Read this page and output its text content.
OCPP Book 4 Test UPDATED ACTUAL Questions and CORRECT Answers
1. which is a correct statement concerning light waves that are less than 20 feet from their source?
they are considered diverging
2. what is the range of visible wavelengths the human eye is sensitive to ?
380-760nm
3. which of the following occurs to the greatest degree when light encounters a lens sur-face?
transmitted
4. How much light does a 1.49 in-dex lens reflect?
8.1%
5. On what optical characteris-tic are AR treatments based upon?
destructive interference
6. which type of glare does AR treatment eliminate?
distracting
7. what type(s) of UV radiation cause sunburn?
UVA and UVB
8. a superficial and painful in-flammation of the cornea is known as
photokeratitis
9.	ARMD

---+---

Exercise brief:
Repeat the data exactly. Leave nothing out.

Solved exercise:
Read this page and output its text content.
OCPP Book 4 Test UPDATED ACTUAL Questions and CORRECT Answers
1. which is a correct statement concerning light waves that are less than 20 feet from their source?
they are considered diverging
2. what is the range of visible wavelengths the human eye is sensitive to ?
380-760nm
3. which of the following occurs to the greatest degree when light encounters a lens sur-face?
transmitted
4. How much light does a 1.49 in-dex lens reflect?
8.1%
5. On what optical characteris-tic are AR treatments based upon?
destructive interference
6. which type of glare does AR treatment eliminate?
distracting
7. what type(s) of UV radiation cause sunburn?
UVA and UVB
8. a superficial and painful in-flammation of the cornea is known as
photokeratitis
9.	ARMD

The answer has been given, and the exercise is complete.